▼
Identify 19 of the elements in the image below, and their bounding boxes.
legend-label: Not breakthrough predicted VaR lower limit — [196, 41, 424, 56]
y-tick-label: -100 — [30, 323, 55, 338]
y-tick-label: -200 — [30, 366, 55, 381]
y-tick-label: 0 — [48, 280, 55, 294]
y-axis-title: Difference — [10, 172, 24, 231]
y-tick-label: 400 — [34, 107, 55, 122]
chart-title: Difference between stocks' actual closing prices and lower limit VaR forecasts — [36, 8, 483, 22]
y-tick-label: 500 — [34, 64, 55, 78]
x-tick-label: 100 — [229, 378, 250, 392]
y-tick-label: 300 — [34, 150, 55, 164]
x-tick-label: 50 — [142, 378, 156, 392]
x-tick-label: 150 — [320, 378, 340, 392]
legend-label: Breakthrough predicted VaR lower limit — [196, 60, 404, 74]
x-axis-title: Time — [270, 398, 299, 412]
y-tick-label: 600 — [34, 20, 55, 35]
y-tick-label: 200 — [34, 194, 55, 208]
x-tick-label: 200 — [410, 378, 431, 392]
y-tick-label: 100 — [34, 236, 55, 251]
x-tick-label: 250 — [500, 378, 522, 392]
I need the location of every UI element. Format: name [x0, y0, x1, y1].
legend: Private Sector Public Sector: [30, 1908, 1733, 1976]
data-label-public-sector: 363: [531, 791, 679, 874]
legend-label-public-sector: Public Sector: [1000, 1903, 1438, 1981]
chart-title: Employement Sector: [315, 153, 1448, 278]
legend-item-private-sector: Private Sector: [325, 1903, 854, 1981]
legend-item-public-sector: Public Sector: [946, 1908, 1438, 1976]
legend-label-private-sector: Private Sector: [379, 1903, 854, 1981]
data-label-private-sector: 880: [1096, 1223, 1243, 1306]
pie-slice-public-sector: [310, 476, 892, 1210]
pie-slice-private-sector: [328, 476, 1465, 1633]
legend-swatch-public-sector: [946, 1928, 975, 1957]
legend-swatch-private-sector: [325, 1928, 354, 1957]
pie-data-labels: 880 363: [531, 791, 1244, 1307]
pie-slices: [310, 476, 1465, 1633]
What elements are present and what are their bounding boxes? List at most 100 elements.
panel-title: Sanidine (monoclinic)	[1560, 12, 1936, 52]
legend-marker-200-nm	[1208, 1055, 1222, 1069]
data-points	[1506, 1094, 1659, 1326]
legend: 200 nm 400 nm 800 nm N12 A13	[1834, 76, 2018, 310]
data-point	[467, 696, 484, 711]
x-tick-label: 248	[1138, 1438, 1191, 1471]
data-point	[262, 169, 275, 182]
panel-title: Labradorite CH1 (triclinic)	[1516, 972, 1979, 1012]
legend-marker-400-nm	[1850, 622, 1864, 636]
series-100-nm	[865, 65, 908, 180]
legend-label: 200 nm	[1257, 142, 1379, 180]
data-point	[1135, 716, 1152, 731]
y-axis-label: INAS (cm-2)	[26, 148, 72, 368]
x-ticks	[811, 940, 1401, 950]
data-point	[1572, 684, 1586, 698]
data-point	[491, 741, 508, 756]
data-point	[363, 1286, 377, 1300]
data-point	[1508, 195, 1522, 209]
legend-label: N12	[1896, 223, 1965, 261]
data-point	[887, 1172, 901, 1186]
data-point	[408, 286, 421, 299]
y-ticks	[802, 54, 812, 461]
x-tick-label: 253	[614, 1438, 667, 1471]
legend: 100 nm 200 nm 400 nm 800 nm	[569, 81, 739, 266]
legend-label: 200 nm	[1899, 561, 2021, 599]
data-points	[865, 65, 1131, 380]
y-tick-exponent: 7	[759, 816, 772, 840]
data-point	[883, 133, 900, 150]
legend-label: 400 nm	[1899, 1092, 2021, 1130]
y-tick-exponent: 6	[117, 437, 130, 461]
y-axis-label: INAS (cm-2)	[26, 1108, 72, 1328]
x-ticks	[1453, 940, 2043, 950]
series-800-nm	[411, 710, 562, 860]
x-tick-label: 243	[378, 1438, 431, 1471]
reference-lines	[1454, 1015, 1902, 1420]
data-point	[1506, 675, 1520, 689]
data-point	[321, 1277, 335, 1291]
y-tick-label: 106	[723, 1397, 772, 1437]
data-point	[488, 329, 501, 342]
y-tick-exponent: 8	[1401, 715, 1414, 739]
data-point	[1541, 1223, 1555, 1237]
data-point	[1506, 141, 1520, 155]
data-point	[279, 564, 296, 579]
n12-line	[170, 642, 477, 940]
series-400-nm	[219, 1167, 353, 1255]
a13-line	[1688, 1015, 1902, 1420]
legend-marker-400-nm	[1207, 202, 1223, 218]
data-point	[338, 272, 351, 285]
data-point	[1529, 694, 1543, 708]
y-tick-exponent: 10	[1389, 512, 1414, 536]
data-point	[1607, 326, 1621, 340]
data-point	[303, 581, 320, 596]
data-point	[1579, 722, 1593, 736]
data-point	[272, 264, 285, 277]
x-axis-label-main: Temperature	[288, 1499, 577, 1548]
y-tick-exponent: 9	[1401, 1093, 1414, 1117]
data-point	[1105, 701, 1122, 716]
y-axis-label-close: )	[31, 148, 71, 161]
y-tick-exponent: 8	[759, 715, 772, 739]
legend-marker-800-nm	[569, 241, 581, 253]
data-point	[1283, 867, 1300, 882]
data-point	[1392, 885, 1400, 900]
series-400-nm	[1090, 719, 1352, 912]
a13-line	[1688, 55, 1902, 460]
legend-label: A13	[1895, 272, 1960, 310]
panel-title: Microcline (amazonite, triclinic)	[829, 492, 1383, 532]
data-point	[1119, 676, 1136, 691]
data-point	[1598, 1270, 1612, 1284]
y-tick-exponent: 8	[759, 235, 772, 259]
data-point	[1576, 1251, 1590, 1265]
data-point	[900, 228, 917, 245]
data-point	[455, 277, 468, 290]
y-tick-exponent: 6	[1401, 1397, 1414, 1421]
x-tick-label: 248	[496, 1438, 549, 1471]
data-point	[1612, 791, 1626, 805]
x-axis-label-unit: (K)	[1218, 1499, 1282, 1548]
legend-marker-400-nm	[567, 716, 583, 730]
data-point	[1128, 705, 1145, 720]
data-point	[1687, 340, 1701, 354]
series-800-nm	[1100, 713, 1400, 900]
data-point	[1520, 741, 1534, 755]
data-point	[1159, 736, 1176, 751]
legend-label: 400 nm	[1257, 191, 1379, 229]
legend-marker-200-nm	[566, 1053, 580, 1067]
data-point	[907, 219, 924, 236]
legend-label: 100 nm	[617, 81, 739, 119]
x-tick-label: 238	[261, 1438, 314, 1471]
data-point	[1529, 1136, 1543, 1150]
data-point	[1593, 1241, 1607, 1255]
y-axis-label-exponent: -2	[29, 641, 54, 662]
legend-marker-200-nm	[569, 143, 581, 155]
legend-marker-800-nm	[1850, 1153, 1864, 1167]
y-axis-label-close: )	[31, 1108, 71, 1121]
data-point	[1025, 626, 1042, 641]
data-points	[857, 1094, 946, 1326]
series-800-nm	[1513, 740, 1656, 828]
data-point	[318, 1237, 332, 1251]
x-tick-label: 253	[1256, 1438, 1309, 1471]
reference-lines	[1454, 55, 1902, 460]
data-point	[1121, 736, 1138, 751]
▲
* WORK TO COMPLETE
Copy the entries above, unchanged, from the first line through the line containing "legend: 200 nm", including both.

* EXERCISE ANSWER
Identify 19 of the elements in the image below, and their bounding boxes.
legend-label: Not breakthrough predicted VaR lower limit — [196, 41, 424, 56]
y-tick-label: -100 — [30, 323, 55, 338]
y-tick-label: -200 — [30, 366, 55, 381]
y-tick-label: 0 — [48, 280, 55, 294]
y-axis-title: Difference — [10, 172, 24, 231]
y-tick-label: 400 — [34, 107, 55, 122]
chart-title: Difference between stocks' actual closing prices and lower limit VaR forecasts — [36, 8, 483, 22]
y-tick-label: 500 — [34, 64, 55, 78]
x-tick-label: 100 — [229, 378, 250, 392]
y-tick-label: 300 — [34, 150, 55, 164]
x-tick-label: 50 — [142, 378, 156, 392]
x-tick-label: 150 — [320, 378, 340, 392]
legend-label: Breakthrough predicted VaR lower limit — [196, 60, 404, 74]
x-axis-title: Time — [270, 398, 299, 412]
y-tick-label: 600 — [34, 20, 55, 35]
y-tick-label: 200 — [34, 194, 55, 208]
x-tick-label: 200 — [410, 378, 431, 392]
y-tick-label: 100 — [34, 236, 55, 251]
x-tick-label: 250 — [500, 378, 522, 392]
I need the location of every UI element. Format: name [x0, y0, x1, y1].
legend: Private Sector Public Sector: [30, 1908, 1733, 1976]
data-label-public-sector: 363: [531, 791, 679, 874]
legend-label-public-sector: Public Sector: [1000, 1903, 1438, 1981]
chart-title: Employement Sector: [315, 153, 1448, 278]
legend-item-private-sector: Private Sector: [325, 1903, 854, 1981]
legend-item-public-sector: Public Sector: [946, 1908, 1438, 1976]
legend-label-private-sector: Private Sector: [379, 1903, 854, 1981]
data-label-private-sector: 880: [1096, 1223, 1243, 1306]
pie-slice-public-sector: [310, 476, 892, 1210]
pie-slice-private-sector: [328, 476, 1465, 1633]
legend-swatch-public-sector: [946, 1928, 975, 1957]
legend-swatch-private-sector: [325, 1928, 354, 1957]
pie-data-labels: 880 363: [531, 791, 1244, 1307]
pie-slices: [310, 476, 1465, 1633]
What elements are present and what are their bounding boxes? List at most 100 elements.
panel-title: Sanidine (monoclinic)	[1560, 12, 1936, 52]
legend-marker-200-nm	[1208, 1055, 1222, 1069]
data-points	[1506, 1094, 1659, 1326]
legend: 200 nm 400 nm 800 nm N12 A13	[1834, 76, 2018, 310]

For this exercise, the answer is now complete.